» **PROVIDED ENTRIES**:
^^^^^^^^^^^^^^^^

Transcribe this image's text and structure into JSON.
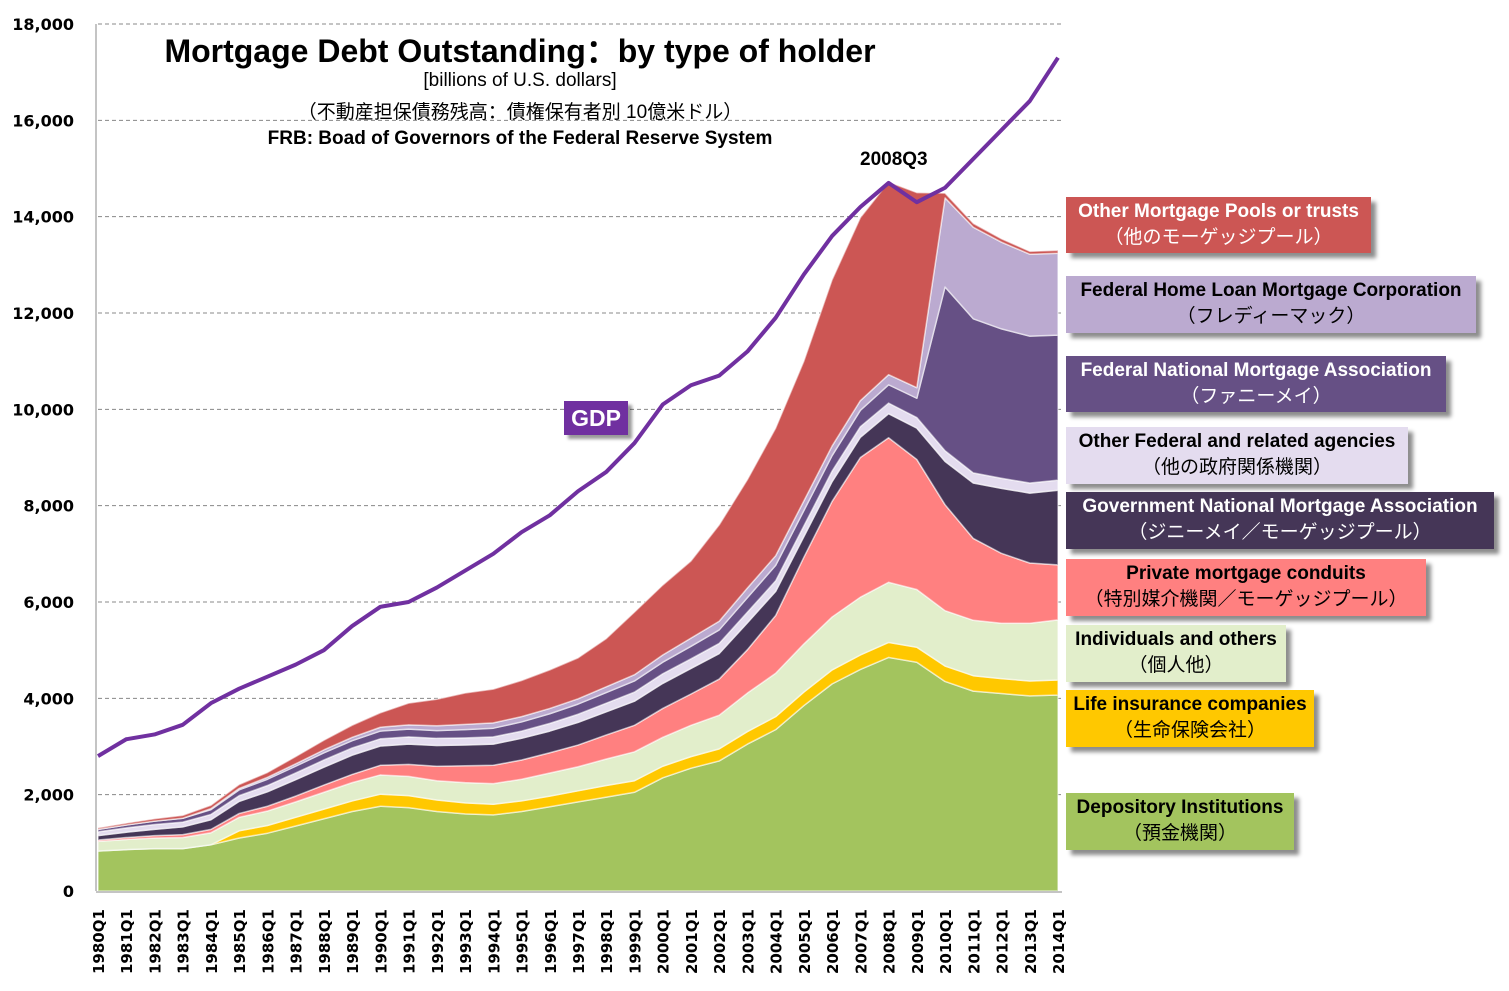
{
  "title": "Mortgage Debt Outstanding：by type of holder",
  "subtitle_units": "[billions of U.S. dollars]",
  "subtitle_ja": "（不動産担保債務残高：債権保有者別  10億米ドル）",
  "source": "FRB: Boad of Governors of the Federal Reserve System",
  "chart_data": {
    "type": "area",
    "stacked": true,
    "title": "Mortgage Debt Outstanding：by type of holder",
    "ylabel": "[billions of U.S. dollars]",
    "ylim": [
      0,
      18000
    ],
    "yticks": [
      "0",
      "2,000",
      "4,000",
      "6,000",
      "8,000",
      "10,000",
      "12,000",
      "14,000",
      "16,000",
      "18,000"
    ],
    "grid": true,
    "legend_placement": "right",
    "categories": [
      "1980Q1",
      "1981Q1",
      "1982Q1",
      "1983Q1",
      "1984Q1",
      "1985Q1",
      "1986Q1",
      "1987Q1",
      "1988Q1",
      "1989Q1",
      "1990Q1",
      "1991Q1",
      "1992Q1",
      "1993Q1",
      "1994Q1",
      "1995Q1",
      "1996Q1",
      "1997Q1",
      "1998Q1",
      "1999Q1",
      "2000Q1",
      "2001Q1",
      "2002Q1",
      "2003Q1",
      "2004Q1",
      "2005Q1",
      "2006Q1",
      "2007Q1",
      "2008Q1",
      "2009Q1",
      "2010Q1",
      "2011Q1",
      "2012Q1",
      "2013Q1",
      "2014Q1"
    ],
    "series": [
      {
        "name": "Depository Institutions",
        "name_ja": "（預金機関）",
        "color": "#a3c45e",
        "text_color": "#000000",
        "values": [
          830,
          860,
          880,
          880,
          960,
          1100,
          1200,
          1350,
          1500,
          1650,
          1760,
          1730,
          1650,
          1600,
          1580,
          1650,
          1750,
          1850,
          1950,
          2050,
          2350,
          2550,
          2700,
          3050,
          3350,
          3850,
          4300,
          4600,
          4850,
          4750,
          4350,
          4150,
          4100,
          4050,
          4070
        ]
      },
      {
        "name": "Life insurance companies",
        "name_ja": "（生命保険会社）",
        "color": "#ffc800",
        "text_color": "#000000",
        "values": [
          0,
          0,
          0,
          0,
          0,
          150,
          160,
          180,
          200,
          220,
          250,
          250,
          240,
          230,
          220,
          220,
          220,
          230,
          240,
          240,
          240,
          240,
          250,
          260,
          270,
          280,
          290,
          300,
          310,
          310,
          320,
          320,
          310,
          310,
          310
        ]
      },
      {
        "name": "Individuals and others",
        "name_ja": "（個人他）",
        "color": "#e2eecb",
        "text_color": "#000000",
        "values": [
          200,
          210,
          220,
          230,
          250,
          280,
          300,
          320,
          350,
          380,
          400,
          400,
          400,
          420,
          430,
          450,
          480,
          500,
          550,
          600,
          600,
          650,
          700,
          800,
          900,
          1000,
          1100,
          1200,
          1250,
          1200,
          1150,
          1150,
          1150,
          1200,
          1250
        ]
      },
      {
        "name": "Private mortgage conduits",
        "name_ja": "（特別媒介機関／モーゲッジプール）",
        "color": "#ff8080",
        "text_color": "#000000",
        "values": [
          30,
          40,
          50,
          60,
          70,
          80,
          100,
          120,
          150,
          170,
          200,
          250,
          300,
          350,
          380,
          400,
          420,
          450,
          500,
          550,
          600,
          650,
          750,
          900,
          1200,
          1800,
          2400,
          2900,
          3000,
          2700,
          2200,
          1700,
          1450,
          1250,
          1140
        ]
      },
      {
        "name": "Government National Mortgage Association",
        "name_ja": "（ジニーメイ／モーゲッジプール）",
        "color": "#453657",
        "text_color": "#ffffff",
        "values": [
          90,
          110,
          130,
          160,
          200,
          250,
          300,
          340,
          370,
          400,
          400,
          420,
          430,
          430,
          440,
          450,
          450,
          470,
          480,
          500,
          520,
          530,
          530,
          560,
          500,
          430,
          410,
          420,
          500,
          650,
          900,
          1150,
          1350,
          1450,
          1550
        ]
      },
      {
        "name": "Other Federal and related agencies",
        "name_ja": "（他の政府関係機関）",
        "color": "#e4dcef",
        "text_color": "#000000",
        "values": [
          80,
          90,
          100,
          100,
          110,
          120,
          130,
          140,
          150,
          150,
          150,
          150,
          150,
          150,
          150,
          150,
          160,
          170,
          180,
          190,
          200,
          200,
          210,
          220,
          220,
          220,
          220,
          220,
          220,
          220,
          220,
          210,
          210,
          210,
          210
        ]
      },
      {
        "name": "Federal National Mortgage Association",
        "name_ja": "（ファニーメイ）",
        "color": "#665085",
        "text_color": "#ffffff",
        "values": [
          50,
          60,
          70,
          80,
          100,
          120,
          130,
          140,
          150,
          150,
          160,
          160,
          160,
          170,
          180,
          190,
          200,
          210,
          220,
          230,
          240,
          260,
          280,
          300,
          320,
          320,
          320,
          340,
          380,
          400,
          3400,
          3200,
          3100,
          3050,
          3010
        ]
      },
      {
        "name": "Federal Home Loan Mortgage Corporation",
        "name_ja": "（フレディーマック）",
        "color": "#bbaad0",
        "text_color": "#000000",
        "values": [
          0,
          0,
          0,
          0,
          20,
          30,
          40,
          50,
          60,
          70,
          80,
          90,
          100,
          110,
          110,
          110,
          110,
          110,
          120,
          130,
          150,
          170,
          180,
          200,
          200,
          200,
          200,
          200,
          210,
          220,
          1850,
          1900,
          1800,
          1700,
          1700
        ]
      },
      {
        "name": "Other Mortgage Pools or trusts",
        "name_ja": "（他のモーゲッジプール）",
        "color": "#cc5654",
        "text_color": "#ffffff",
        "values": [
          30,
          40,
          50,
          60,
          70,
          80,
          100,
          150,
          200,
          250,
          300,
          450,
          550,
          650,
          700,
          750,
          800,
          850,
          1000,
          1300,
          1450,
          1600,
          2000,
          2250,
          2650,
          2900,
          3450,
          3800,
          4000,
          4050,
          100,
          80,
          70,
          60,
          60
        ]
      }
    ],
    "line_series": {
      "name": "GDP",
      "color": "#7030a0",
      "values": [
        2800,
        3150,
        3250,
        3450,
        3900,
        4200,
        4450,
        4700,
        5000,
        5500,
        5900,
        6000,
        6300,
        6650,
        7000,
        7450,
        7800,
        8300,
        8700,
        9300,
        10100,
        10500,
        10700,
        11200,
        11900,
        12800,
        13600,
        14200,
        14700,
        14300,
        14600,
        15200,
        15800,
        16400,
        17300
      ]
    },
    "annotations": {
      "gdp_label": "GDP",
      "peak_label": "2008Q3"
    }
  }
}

^^^^^^^^^^^^^^^^

» **EXERCISE AIM**: Check each line in the listing above for the string "billions", then report how many lines contain it, with no other text.

» **TASK ANSWER**: 2